>> begin

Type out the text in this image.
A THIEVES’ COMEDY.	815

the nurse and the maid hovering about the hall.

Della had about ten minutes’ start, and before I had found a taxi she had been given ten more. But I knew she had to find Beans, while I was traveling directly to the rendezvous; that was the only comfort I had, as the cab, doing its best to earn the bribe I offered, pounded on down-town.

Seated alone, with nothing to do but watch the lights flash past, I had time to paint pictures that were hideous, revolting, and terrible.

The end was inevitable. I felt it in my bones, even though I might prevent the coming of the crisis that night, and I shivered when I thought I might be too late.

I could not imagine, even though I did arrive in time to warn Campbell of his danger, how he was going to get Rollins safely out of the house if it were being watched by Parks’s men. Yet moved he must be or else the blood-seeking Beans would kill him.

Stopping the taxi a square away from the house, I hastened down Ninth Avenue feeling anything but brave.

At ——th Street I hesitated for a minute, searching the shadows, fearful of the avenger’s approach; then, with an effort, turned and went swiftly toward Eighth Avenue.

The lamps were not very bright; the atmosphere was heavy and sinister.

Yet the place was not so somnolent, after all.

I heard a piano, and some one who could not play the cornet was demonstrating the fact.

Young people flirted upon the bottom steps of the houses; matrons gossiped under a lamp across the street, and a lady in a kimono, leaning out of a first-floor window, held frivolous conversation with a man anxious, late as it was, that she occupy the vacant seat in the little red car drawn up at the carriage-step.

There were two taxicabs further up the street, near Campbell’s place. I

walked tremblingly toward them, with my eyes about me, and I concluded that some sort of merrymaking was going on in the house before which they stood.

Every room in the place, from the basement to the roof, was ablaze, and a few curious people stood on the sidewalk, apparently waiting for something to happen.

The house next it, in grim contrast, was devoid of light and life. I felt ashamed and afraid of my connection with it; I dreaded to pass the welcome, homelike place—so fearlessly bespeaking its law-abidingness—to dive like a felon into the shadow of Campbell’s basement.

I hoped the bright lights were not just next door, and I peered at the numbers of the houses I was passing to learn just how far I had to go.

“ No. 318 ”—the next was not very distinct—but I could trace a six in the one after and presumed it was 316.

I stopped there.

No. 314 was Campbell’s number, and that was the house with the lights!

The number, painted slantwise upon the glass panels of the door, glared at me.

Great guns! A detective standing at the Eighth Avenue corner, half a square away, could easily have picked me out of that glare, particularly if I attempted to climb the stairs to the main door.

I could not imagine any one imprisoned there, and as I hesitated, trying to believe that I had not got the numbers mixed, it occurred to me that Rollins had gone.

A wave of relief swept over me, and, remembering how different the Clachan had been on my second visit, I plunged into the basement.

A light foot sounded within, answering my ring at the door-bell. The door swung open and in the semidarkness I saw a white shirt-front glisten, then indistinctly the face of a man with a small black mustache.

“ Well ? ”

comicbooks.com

>> end

> _Short exercise_
Every line that holds the word "after" should be extracted.

> _Task solution_
Yet the place was not so somnolent, after all.
“ No. 318 ”—the next was not very distinct—but I could trace a six in the one after and presumed it was 316.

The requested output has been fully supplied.